● **THE REQUEST**: Return verbatim the run of lines that opens with the line holding "Serialize everything readable" and closes with the last line of the records.

● **SUPPLIED RECORDS**:
◆ ◆ ◆
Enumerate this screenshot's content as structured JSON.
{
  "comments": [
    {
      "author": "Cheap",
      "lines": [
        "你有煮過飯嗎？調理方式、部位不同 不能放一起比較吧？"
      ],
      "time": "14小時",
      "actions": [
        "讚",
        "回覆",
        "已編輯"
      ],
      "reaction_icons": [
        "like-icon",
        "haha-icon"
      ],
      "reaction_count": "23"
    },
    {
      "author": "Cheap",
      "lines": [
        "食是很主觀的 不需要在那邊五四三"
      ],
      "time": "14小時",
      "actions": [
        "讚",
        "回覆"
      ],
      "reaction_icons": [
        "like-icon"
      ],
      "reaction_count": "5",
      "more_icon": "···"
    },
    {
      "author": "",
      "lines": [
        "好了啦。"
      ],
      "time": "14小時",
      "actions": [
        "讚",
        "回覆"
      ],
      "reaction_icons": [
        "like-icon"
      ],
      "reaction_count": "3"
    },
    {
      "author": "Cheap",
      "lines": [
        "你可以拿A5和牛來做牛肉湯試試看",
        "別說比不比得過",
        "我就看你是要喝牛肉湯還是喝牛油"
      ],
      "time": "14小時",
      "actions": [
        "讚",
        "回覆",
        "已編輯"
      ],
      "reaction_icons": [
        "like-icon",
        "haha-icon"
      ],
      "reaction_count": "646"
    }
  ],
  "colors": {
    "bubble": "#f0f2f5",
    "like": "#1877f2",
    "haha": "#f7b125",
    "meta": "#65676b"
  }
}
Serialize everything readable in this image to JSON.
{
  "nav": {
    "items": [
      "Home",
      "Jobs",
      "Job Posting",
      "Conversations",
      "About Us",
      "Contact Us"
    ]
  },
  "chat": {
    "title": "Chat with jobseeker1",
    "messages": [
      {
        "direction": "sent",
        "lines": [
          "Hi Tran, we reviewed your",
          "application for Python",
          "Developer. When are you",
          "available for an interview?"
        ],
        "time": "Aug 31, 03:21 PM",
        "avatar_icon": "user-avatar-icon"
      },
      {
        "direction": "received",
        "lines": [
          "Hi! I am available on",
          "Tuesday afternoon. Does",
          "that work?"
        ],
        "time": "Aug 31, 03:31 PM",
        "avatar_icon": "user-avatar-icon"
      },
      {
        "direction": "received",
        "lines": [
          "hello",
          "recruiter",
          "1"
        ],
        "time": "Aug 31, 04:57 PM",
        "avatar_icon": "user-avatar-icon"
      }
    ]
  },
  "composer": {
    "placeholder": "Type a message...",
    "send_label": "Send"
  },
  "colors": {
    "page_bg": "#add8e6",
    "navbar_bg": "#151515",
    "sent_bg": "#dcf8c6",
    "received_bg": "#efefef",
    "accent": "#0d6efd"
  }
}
◆ ◆ ◆
● **OUTPUT**:
Serialize everything readable in this image to JSON.
{
  "nav": {
    "items": [
      "Home",
      "Jobs",
      "Job Posting",
      "Conversations",
      "About Us",
      "Contact Us"
    ]
  },
  "chat": {
    "title": "Chat with jobseeker1",
    "messages": [
      {
        "direction": "sent",
        "lines": [
          "Hi Tran, we reviewed your",
          "application for Python",
          "Developer. When are you",
          "available for an interview?"
        ],
        "time": "Aug 31, 03:21 PM",
        "avatar_icon": "user-avatar-icon"
      },
      {
        "direction": "received",
        "lines": [
          "Hi! I am available on",
          "Tuesday afternoon. Does",
          "that work?"
        ],
        "time": "Aug 31, 03:31 PM",
        "avatar_icon": "user-avatar-icon"
      },
      {
        "direction": "received",
        "lines": [
          "hello",
          "recruiter",
          "1"
        ],
        "time": "Aug 31, 04:57 PM",
        "avatar_icon": "user-avatar-icon"
      }
    ]
  },
  "composer": {
    "placeholder": "Type a message...",
    "send_label": "Send"
  },
  "colors": {
    "page_bg": "#add8e6",
    "navbar_bg": "#151515",
    "sent_bg": "#dcf8c6",
    "received_bg": "#efefef",
    "accent": "#0d6efd"
  }
}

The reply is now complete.